## QUOTED PASSAGE
══════════
Thursday, November 17, 2005

Rape a violent crime of conquest

Man's discovery that his genitalia could serve as a weapon to generate fear must rank as one of the most important discoveries of prehistoric times. From the prehistoric times to the present, rape has played a critical function. It is a conscious process of intimidation by which all men keep all women in a state of fear.

-Susan Brownmiller, Against Our Will

Stereotypical rape scenes as depicted in movies and komiks do happen in real life. Ginahasa sa cogonan (raped amid tall grass) or ginahasa sa sagingan (raped in a banana grove) aren't imaginary scenes used to simply add color to lewd narratives, they actually and quite commonly take place in those proverbial places.

Tricycle drivers waylaying and then raping their young passengers has become stereotypical. Not that tricycle drivers are generally the raping kind. Maybe they just easily make it to the news because they have nowhere to run. They end up beaten up by the victims’ kin at the police stations and in front of the TV cameras, unlike the powerful types who could run away aboard their SUVs.

US servicemen raping ``the natives’’ should now be stereotypical too if we go by the statistics that Sen. Francis Pangilinan cited—3,000 rape cases against Americans have been dismissed in the Olongapo City court. I would presume that the cases were mostly against uniformed men.

Lawyer Katrina Legarda (who sent a congressman to jail for rape of a minor) who is handling the case of the young woman allegedly raped by five US soldiers last Nov. 1 has reason to worry and seek the transfer of the case to Manila.

There have been reactions to the media’s stress on the fact that the victim was not, repeat, not a sex worker. Women’s groups have repeatedly pointed out that prostitute or not, drunk or not, a woman does not deserve to be raped. The Inquirer had clarified that the headline that said the victim was not a sex worker was merely a reaction to an American’s argument that the victim had it coming.
══════════
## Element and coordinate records
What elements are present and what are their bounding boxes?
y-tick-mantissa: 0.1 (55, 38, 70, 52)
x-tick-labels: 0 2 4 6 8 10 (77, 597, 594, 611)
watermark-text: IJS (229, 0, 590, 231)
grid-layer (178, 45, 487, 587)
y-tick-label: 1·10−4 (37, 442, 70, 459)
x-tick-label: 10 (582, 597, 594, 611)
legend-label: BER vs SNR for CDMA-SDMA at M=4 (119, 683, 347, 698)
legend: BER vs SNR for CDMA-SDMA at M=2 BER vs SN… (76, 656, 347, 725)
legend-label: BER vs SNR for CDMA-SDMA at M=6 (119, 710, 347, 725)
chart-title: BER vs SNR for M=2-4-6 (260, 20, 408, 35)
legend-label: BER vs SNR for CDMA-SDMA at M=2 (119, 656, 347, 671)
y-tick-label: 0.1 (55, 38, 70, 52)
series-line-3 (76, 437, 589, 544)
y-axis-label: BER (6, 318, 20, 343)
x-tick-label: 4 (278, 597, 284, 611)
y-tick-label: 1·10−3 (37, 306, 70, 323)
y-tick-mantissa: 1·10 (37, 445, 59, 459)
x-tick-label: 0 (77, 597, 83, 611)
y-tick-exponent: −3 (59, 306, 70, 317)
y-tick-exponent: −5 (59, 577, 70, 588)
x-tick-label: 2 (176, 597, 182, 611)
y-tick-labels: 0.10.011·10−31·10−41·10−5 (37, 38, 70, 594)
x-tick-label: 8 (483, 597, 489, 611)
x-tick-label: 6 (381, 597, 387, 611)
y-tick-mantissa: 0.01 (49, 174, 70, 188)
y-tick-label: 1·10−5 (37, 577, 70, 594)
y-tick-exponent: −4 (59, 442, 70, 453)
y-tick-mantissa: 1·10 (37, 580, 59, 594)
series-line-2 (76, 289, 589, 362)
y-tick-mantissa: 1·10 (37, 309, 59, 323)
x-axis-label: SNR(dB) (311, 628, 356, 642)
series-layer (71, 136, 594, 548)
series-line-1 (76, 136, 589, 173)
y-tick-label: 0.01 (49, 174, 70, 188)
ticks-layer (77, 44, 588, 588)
══════════
## WHAT YOU NEED TO DO
A - Summarize the column on rape as a crime of conquest in two sentences.
B - Carry on the column on rape as a crime of conquest from its final sentence.

## ANSWERS BY TASK
A - Opening with a quotation that calls rape a conscious process of intimidation keeping all women in fear, the column observes that stereotypical rape scenes happen in real life, as with tricycle drivers raping young passengers and US servicemen raping locals, with 3,000 rape cases against Americans dismissed in the Olongapo City court. It adds that the lawyer for a young woman allegedly raped by five US soldiers on Nov. 1 has reason to seek a transfer of the case to Manila, and that women's groups insist no woman deserves to be raped, whether or not she is a prostitute or drunk.

B -
Years ago, I went to Bilibid’s Death Row to interview convicts on the crime of rape that they had been convicted for. Of the 11 that I interviewed only two owned up. I could get so lucky. Facing the prospect of death (the death penalty had then been revived) or a long life behind bars didn’t seem to change their views.

``But I paid her,'' related Alex (not his real name), 38, a convicted rapist serving his sentence (reclusion perpetua). Alex said it rather casually, with nary a hint of remorse or indignation. He seemed to have accepted his prison sentence with resignation.

Alex, a jeepney driver, raped Nina, a 13-year-old schoolgirl, inside a jeepney parked in a cogon field. ``I was plying the Cubao-Antipolo route,'' Alex narrated. ``I picked up many passengers along the way and as I was nearing Antipolo, the passengers started to get off one by one. It was late in the afternoon and it was raining.

`` When I reached the end of my route I noticed this schoolgirl who hadn't gotten off. She had taken the wrong jeep. She asked me for directions, where she could take a ride back. I said I'd bring her to a waiting station.''

Alex didn't. He brought her to a cogon field. According to him, he parked his jeepney and offered the girl money--P50--if she would have sex with him. She refused repeatedly. ``Later, she consented,'' Alex said. He didn't have to force her, he claimed. It took all of 10 minutes.

Alex drove back to town with the girl who was near tears. He remembered dropping her off in front of a restaurant. Unknown to him, the girl sought the help of the restaurant owner who lost no time and brought the girl to the police. A few weeks later Alex was nabbed.

Alex and 11 other men were lined up before the victim for identification but Nina failed to identify her rapist. The line-up was reduced to six, then to three and then to two. Still Nina could not identify the rapist. ``It was when I spoke that she identified me,'' Alex said. ``She recognized my voice.''

Alex pleaded not guilty to the charge of rape, arguing that the victim had accepted the money. But he was found guilty just the same. It was proven that Alex had sex with Nina against her consent. She may not have had the telltale signs of struggle to ward off her molester, but Nina’s lawyers argued that she had been intimidated and ran the risk of being harmed had she refused.

And why did Alex do it? ``It just suddenly entered my head.'' It wasn't premeditated. He's had nights out with prostitutes, he told me, and so it wasn't as if he was so ``starved.'' But, he wanted a virgin, he added. And what did Alex think of women in general? ``They are weaker than men,’’ he answered. Violence against women has been perennially committed because of that thinking.

Rape is no longer a ``private crime.’’ The Anti-Rape Law of 1997 classifies rape as ``a crime against persons’’. For so long rape had been considered merely as ``a crime against chastity’’. This seemed to suggest that persons who were unchaste were fair game.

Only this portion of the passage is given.